**The exercise**
Extract the listing below in full, unchanged.
====== Dataset content
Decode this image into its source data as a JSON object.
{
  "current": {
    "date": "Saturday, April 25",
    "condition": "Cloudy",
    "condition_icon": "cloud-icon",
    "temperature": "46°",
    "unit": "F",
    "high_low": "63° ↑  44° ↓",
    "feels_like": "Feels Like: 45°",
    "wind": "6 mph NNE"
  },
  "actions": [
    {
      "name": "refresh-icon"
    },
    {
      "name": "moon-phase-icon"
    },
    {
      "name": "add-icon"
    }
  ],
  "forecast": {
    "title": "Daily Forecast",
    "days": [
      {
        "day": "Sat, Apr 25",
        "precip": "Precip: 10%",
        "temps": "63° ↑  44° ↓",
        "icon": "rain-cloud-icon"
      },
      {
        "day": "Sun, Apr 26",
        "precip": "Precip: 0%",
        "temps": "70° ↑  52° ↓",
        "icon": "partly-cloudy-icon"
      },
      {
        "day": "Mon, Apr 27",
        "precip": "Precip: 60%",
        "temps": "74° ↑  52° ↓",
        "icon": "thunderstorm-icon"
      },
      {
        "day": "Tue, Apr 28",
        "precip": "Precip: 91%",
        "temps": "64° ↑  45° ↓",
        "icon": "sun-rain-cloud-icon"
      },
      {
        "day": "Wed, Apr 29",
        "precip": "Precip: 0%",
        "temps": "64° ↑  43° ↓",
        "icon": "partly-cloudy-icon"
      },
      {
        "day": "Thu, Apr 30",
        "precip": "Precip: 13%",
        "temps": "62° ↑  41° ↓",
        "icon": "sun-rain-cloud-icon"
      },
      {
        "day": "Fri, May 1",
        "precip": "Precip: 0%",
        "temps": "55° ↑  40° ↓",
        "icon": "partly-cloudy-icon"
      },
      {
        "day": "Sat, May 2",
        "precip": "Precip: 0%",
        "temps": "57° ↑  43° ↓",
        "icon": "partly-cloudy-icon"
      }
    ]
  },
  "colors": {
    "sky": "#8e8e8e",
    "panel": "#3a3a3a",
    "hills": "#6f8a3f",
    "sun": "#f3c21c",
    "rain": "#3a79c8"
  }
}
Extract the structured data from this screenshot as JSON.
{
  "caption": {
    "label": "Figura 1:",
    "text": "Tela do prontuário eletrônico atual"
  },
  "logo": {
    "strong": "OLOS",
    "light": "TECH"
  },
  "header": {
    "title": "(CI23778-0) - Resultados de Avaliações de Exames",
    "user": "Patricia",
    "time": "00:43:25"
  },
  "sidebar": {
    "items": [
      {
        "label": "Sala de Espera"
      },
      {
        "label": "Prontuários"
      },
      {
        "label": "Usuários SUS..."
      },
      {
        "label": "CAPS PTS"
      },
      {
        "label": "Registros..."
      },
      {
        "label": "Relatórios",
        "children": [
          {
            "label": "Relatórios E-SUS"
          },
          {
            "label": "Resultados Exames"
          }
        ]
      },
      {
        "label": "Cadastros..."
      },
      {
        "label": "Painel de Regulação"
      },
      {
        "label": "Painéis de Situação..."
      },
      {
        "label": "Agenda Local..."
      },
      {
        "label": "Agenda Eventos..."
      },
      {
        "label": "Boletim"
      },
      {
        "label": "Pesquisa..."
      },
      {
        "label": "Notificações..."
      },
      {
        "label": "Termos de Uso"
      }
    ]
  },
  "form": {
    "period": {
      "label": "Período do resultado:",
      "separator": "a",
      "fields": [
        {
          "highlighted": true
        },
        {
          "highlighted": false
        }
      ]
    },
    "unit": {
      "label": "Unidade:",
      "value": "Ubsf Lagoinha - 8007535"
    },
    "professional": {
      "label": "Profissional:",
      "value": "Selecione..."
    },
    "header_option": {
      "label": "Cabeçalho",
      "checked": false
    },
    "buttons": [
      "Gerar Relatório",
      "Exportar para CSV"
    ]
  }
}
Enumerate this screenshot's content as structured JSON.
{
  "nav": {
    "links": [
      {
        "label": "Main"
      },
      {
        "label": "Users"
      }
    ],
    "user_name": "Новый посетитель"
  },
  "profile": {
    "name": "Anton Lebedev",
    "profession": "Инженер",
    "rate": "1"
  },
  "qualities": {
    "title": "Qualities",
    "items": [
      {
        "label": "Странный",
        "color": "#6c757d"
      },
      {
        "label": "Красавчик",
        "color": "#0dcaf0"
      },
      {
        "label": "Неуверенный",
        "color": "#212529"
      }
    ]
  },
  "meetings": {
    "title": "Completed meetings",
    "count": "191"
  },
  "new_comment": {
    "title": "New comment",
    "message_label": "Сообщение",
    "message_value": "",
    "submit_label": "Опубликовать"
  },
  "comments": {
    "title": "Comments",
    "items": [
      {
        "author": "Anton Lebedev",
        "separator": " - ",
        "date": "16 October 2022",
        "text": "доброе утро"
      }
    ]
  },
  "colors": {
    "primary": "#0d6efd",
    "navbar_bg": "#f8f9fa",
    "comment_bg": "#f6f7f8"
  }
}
============
**Complete output**
Decode this image into its source data as a JSON object.
{
  "current": {
    "date": "Saturday, April 25",
    "condition": "Cloudy",
    "condition_icon": "cloud-icon",
    "temperature": "46°",
    "unit": "F",
    "high_low": "63° ↑  44° ↓",
    "feels_like": "Feels Like: 45°",
    "wind": "6 mph NNE"
  },
  "actions": [
    {
      "name": "refresh-icon"
    },
    {
      "name": "moon-phase-icon"
    },
    {
      "name": "add-icon"
    }
  ],
  "forecast": {
    "title": "Daily Forecast",
    "days": [
      {
        "day": "Sat, Apr 25",
        "precip": "Precip: 10%",
        "temps": "63° ↑  44° ↓",
        "icon": "rain-cloud-icon"
      },
      {
        "day": "Sun, Apr 26",
        "precip": "Precip: 0%",
        "temps": "70° ↑  52° ↓",
        "icon": "partly-cloudy-icon"
      },
      {
        "day": "Mon, Apr 27",
        "precip": "Precip: 60%",
        "temps": "74° ↑  52° ↓",
        "icon": "thunderstorm-icon"
      },
      {
        "day": "Tue, Apr 28",
        "precip": "Precip: 91%",
        "temps": "64° ↑  45° ↓",
        "icon": "sun-rain-cloud-icon"
      },
      {
        "day": "Wed, Apr 29",
        "precip": "Precip: 0%",
        "temps": "64° ↑  43° ↓",
        "icon": "partly-cloudy-icon"
      },
      {
        "day": "Thu, Apr 30",
        "precip": "Precip: 13%",
        "temps": "62° ↑  41° ↓",
        "icon": "sun-rain-cloud-icon"
      },
      {
        "day": "Fri, May 1",
        "precip": "Precip: 0%",
        "temps": "55° ↑  40° ↓",
        "icon": "partly-cloudy-icon"
      },
      {
        "day": "Sat, May 2",
        "precip": "Precip: 0%",
        "temps": "57° ↑  43° ↓",
        "icon": "partly-cloudy-icon"
      }
    ]
  },
  "colors": {
    "sky": "#8e8e8e",
    "panel": "#3a3a3a",
    "hills": "#6f8a3f",
    "sun": "#f3c21c",
    "rain": "#3a79c8"
  }
}
Extract the structured data from this screenshot as JSON.
{
  "caption": {
    "label": "Figura 1:",
    "text": "Tela do prontuário eletrônico atual"
  },
  "logo": {
    "strong": "OLOS",
    "light": "TECH"
  },
  "header": {
    "title": "(CI23778-0) - Resultados de Avaliações de Exames",
    "user": "Patricia",
    "time": "00:43:25"
  },
  "sidebar": {
    "items": [
      {
        "label": "Sala de Espera"
      },
      {
        "label": "Prontuários"
      },
      {
        "label": "Usuários SUS..."
      },
      {
        "label": "CAPS PTS"
      },
      {
        "label": "Registros..."
      },
      {
        "label": "Relatórios",
        "children": [
          {
            "label": "Relatórios E-SUS"
          },
          {
            "label": "Resultados Exames"
          }
        ]
      },
      {
        "label": "Cadastros..."
      },
      {
        "label": "Painel de Regulação"
      },
      {
        "label": "Painéis de Situação..."
      },
      {
        "label": "Agenda Local..."
      },
      {
        "label": "Agenda Eventos..."
      },
      {
        "label": "Boletim"
      },
      {
        "label": "Pesquisa..."
      },
      {
        "label": "Notificações..."
      },
      {
        "label": "Termos de Uso"
      }
    ]
  },
  "form": {
    "period": {
      "label": "Período do resultado:",
      "separator": "a",
      "fields": [
        {
          "highlighted": true
        },
        {
          "highlighted": false
        }
      ]
    },
    "unit": {
      "label": "Unidade:",
      "value": "Ubsf Lagoinha - 8007535"
    },
    "professional": {
      "label": "Profissional:",
      "value": "Selecione..."
    },
    "header_option": {
      "label": "Cabeçalho",
      "checked": false
    },
    "buttons": [
      "Gerar Relatório",
      "Exportar para CSV"
    ]
  }
}
Enumerate this screenshot's content as structured JSON.
{
  "nav": {
    "links": [
      {
        "label": "Main"
      },
      {
        "label": "Users"
      }
    ],
    "user_name": "Новый посетитель"
  },
  "profile": {
    "name": "Anton Lebedev",
    "profession": "Инженер",
    "rate": "1"
  },
  "qualities": {
    "title": "Qualities",
    "items": [
      {
        "label": "Странный",
        "color": "#6c757d"
      },
      {
        "label": "Красавчик",
        "color": "#0dcaf0"
      },
      {
        "label": "Неуверенный",
        "color": "#212529"
      }
    ]
  },
  "meetings": {
    "title": "Completed meetings",
    "count": "191"
  },
  "new_comment": {
    "title": "New comment",
    "message_label": "Сообщение",
    "message_value": "",
    "submit_label": "Опубликовать"
  },
  "comments": {
    "title": "Comments",
    "items": [
      {
        "author": "Anton Lebedev",
        "separator": " - ",
        "date": "16 October 2022",
        "text": "доброе утро"
      }
    ]
  },
  "colors": {
    "primary": "#0d6efd",
    "navbar_bg": "#f8f9fa",
    "comment_bg": "#f6f7f8"
  }
}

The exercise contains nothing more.